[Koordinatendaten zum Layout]
········

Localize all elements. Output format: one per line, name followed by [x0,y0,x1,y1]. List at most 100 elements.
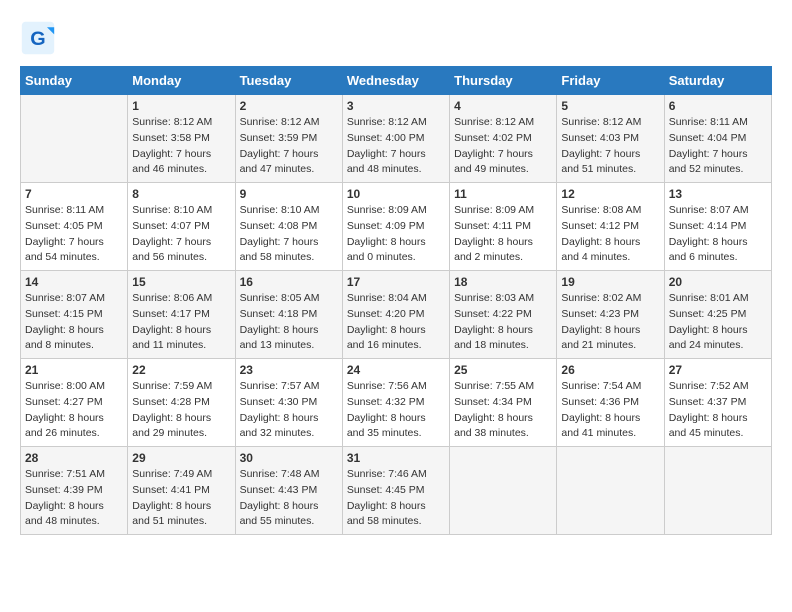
sunset-text: Sunset: 4:23 PM [561,308,639,320]
calendar-cell [450,447,557,535]
daylight-text: Daylight: 7 hours and 49 minutes. [454,148,533,176]
sunset-text: Sunset: 4:03 PM [561,132,639,144]
calendar-cell: 5 Sunrise: 8:12 AM Sunset: 4:03 PM Dayli… [557,95,664,183]
calendar-cell [664,447,771,535]
calendar-cell: 24 Sunrise: 7:56 AM Sunset: 4:32 PM Dayl… [342,359,449,447]
calendar-week-row: 28 Sunrise: 7:51 AM Sunset: 4:39 PM Dayl… [21,447,772,535]
page-header: G [20,20,772,56]
calendar-cell: 27 Sunrise: 7:52 AM Sunset: 4:37 PM Dayl… [664,359,771,447]
sunrise-text: Sunrise: 8:11 AM [669,116,748,128]
day-number: 8 [132,187,230,201]
calendar-cell: 22 Sunrise: 7:59 AM Sunset: 4:28 PM Dayl… [128,359,235,447]
calendar-cell: 1 Sunrise: 8:12 AM Sunset: 3:58 PM Dayli… [128,95,235,183]
header-friday: Friday [557,67,664,95]
sunset-text: Sunset: 4:04 PM [669,132,747,144]
day-number: 16 [240,275,338,289]
calendar-cell: 9 Sunrise: 8:10 AM Sunset: 4:08 PM Dayli… [235,183,342,271]
day-number: 5 [561,99,659,113]
calendar-cell: 20 Sunrise: 8:01 AM Sunset: 4:25 PM Dayl… [664,271,771,359]
day-info: Sunrise: 8:11 AM Sunset: 4:04 PM Dayligh… [669,115,767,178]
day-number: 9 [240,187,338,201]
calendar-week-row: 14 Sunrise: 8:07 AM Sunset: 4:15 PM Dayl… [21,271,772,359]
sunset-text: Sunset: 4:32 PM [347,396,425,408]
day-info: Sunrise: 8:12 AM Sunset: 4:00 PM Dayligh… [347,115,445,178]
daylight-text: Daylight: 8 hours and 38 minutes. [454,412,533,440]
header-sunday: Sunday [21,67,128,95]
day-info: Sunrise: 8:12 AM Sunset: 3:59 PM Dayligh… [240,115,338,178]
daylight-text: Daylight: 7 hours and 54 minutes. [25,236,104,264]
day-info: Sunrise: 8:01 AM Sunset: 4:25 PM Dayligh… [669,291,767,354]
day-number: 25 [454,363,552,377]
sunrise-text: Sunrise: 8:10 AM [132,204,212,216]
day-info: Sunrise: 8:11 AM Sunset: 4:05 PM Dayligh… [25,203,123,266]
day-info: Sunrise: 8:12 AM Sunset: 4:02 PM Dayligh… [454,115,552,178]
calendar-cell: 7 Sunrise: 8:11 AM Sunset: 4:05 PM Dayli… [21,183,128,271]
sunrise-text: Sunrise: 8:08 AM [561,204,641,216]
calendar-cell: 12 Sunrise: 8:08 AM Sunset: 4:12 PM Dayl… [557,183,664,271]
day-info: Sunrise: 7:55 AM Sunset: 4:34 PM Dayligh… [454,379,552,442]
sunrise-text: Sunrise: 8:09 AM [347,204,427,216]
sunset-text: Sunset: 4:41 PM [132,484,210,496]
calendar-cell: 4 Sunrise: 8:12 AM Sunset: 4:02 PM Dayli… [450,95,557,183]
daylight-text: Daylight: 8 hours and 32 minutes. [240,412,319,440]
sunset-text: Sunset: 4:14 PM [669,220,747,232]
calendar-cell: 3 Sunrise: 8:12 AM Sunset: 4:00 PM Dayli… [342,95,449,183]
daylight-text: Daylight: 8 hours and 4 minutes. [561,236,640,264]
calendar-body: 1 Sunrise: 8:12 AM Sunset: 3:58 PM Dayli… [21,95,772,535]
daylight-text: Daylight: 8 hours and 21 minutes. [561,324,640,352]
sunset-text: Sunset: 4:27 PM [25,396,103,408]
day-number: 11 [454,187,552,201]
day-number: 31 [347,451,445,465]
svg-text:G: G [30,28,45,50]
calendar-week-row: 7 Sunrise: 8:11 AM Sunset: 4:05 PM Dayli… [21,183,772,271]
daylight-text: Daylight: 8 hours and 6 minutes. [669,236,748,264]
daylight-text: Daylight: 8 hours and 58 minutes. [347,500,426,528]
calendar-cell: 2 Sunrise: 8:12 AM Sunset: 3:59 PM Dayli… [235,95,342,183]
calendar-cell: 21 Sunrise: 8:00 AM Sunset: 4:27 PM Dayl… [21,359,128,447]
day-info: Sunrise: 7:57 AM Sunset: 4:30 PM Dayligh… [240,379,338,442]
sunrise-text: Sunrise: 8:12 AM [347,116,427,128]
weekday-header-row: Sunday Monday Tuesday Wednesday Thursday… [21,67,772,95]
day-info: Sunrise: 7:49 AM Sunset: 4:41 PM Dayligh… [132,467,230,530]
day-number: 18 [454,275,552,289]
day-number: 3 [347,99,445,113]
day-number: 20 [669,275,767,289]
calendar-cell: 14 Sunrise: 8:07 AM Sunset: 4:15 PM Dayl… [21,271,128,359]
sunset-text: Sunset: 4:28 PM [132,396,210,408]
sunset-text: Sunset: 4:37 PM [669,396,747,408]
day-info: Sunrise: 8:07 AM Sunset: 4:14 PM Dayligh… [669,203,767,266]
sunrise-text: Sunrise: 7:51 AM [25,468,105,480]
daylight-text: Daylight: 8 hours and 26 minutes. [25,412,104,440]
daylight-text: Daylight: 7 hours and 56 minutes. [132,236,211,264]
daylight-text: Daylight: 8 hours and 0 minutes. [347,236,426,264]
daylight-text: Daylight: 8 hours and 2 minutes. [454,236,533,264]
day-info: Sunrise: 8:08 AM Sunset: 4:12 PM Dayligh… [561,203,659,266]
logo: G [20,20,60,56]
sunrise-text: Sunrise: 8:05 AM [240,292,320,304]
calendar-cell: 8 Sunrise: 8:10 AM Sunset: 4:07 PM Dayli… [128,183,235,271]
day-info: Sunrise: 8:07 AM Sunset: 4:15 PM Dayligh… [25,291,123,354]
calendar-cell: 29 Sunrise: 7:49 AM Sunset: 4:41 PM Dayl… [128,447,235,535]
sunrise-text: Sunrise: 8:12 AM [132,116,212,128]
sunrise-text: Sunrise: 8:12 AM [240,116,320,128]
sunset-text: Sunset: 4:22 PM [454,308,532,320]
calendar-cell: 13 Sunrise: 8:07 AM Sunset: 4:14 PM Dayl… [664,183,771,271]
sunrise-text: Sunrise: 8:09 AM [454,204,534,216]
sunset-text: Sunset: 3:59 PM [240,132,318,144]
daylight-text: Daylight: 8 hours and 8 minutes. [25,324,104,352]
sunrise-text: Sunrise: 8:02 AM [561,292,641,304]
sunrise-text: Sunrise: 8:12 AM [454,116,534,128]
daylight-text: Daylight: 8 hours and 48 minutes. [25,500,104,528]
day-info: Sunrise: 7:51 AM Sunset: 4:39 PM Dayligh… [25,467,123,530]
daylight-text: Daylight: 7 hours and 47 minutes. [240,148,319,176]
header-saturday: Saturday [664,67,771,95]
day-info: Sunrise: 8:10 AM Sunset: 4:08 PM Dayligh… [240,203,338,266]
day-info: Sunrise: 7:56 AM Sunset: 4:32 PM Dayligh… [347,379,445,442]
logo-icon: G [20,20,56,56]
calendar-week-row: 1 Sunrise: 8:12 AM Sunset: 3:58 PM Dayli… [21,95,772,183]
daylight-text: Daylight: 7 hours and 46 minutes. [132,148,211,176]
day-info: Sunrise: 7:48 AM Sunset: 4:43 PM Dayligh… [240,467,338,530]
daylight-text: Daylight: 8 hours and 29 minutes. [132,412,211,440]
sunrise-text: Sunrise: 8:07 AM [25,292,105,304]
day-info: Sunrise: 8:06 AM Sunset: 4:17 PM Dayligh… [132,291,230,354]
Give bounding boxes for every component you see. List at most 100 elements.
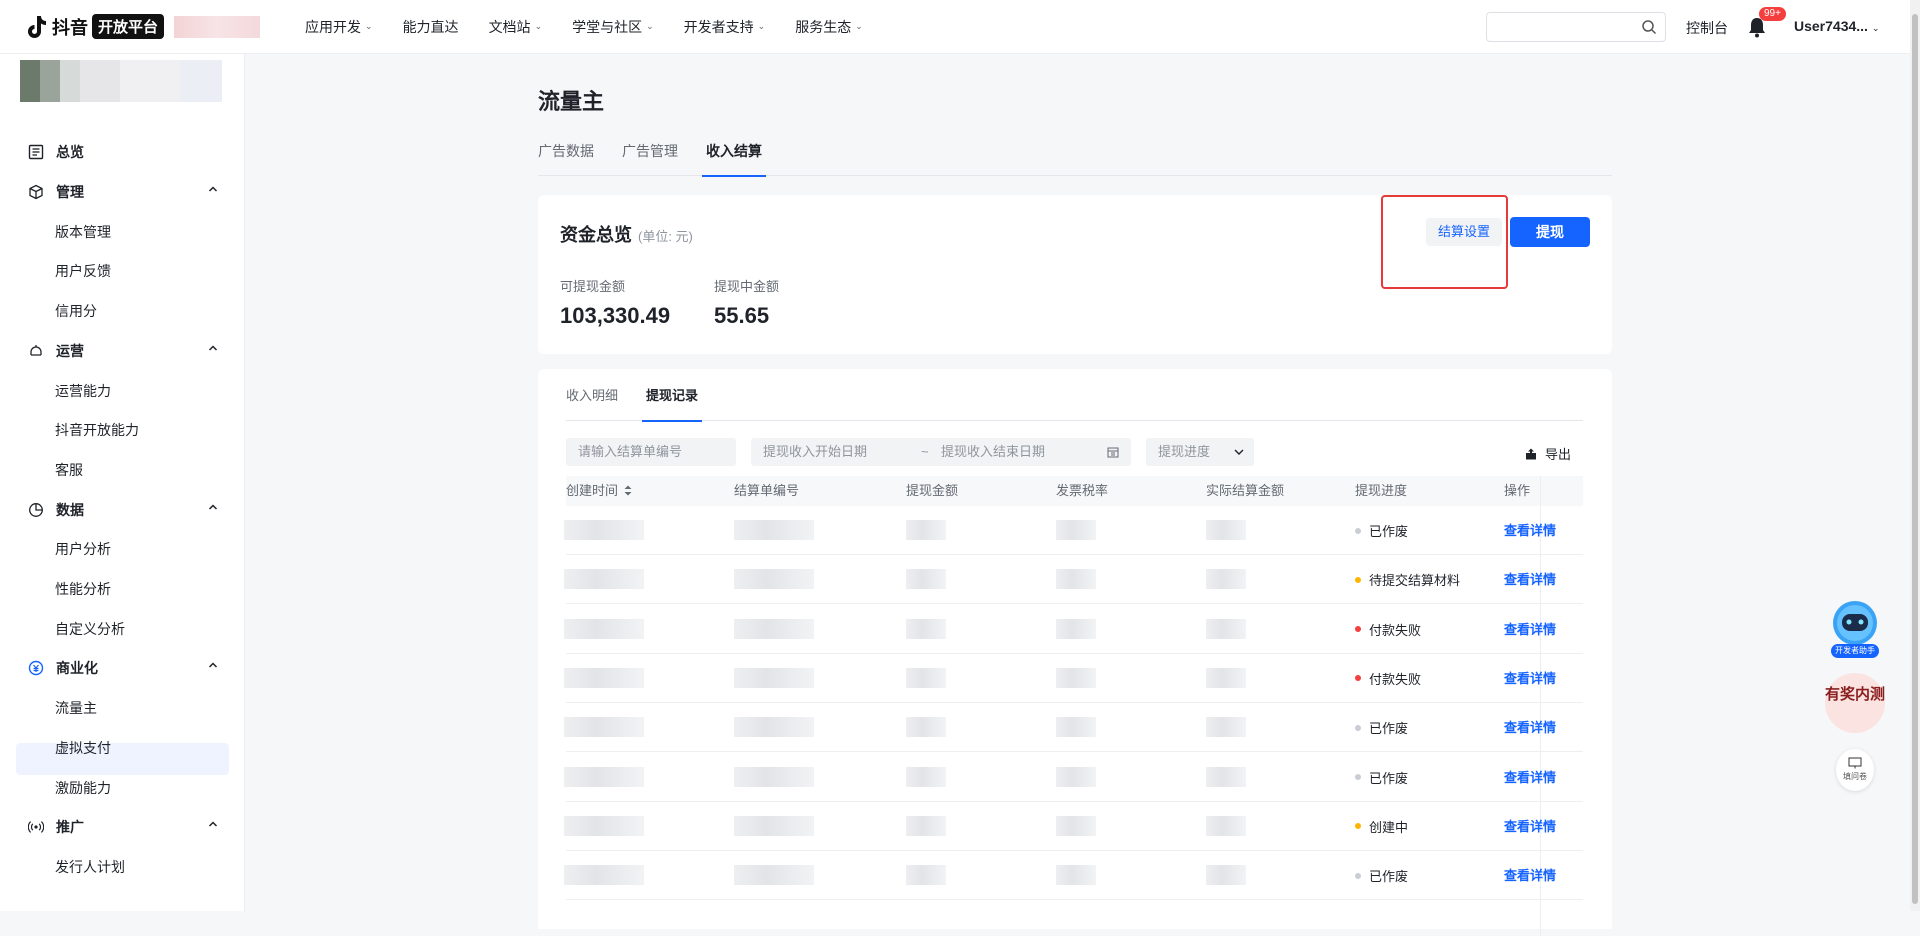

········

## Ziel der Aufgabe
Gib die folgenden Zeilen unverändert aus: Beginne bei der Zeile mit „sunset-text: Sunset: 4:23“ und hör nach der Zeile mit „calendar-cell: 24 Sunrise: 7:56“ auf.

## Antwort
sunset-text: Sunset: 4:23 PM [561,308,639,320]
calendar-cell [450,447,557,535]
daylight-text: Daylight: 7 hours and 49 minutes. [454,148,533,176]
sunset-text: Sunset: 4:03 PM [561,132,639,144]
calendar-cell: 5 Sunrise: 8:12 AM Sunset: 4:03 PM Dayli… [557,95,664,183]
calendar-cell [664,447,771,535]
calendar-cell: 24 Sunrise: 7:56 AM Sunset: 4:32 PM Dayl… [342,359,449,447]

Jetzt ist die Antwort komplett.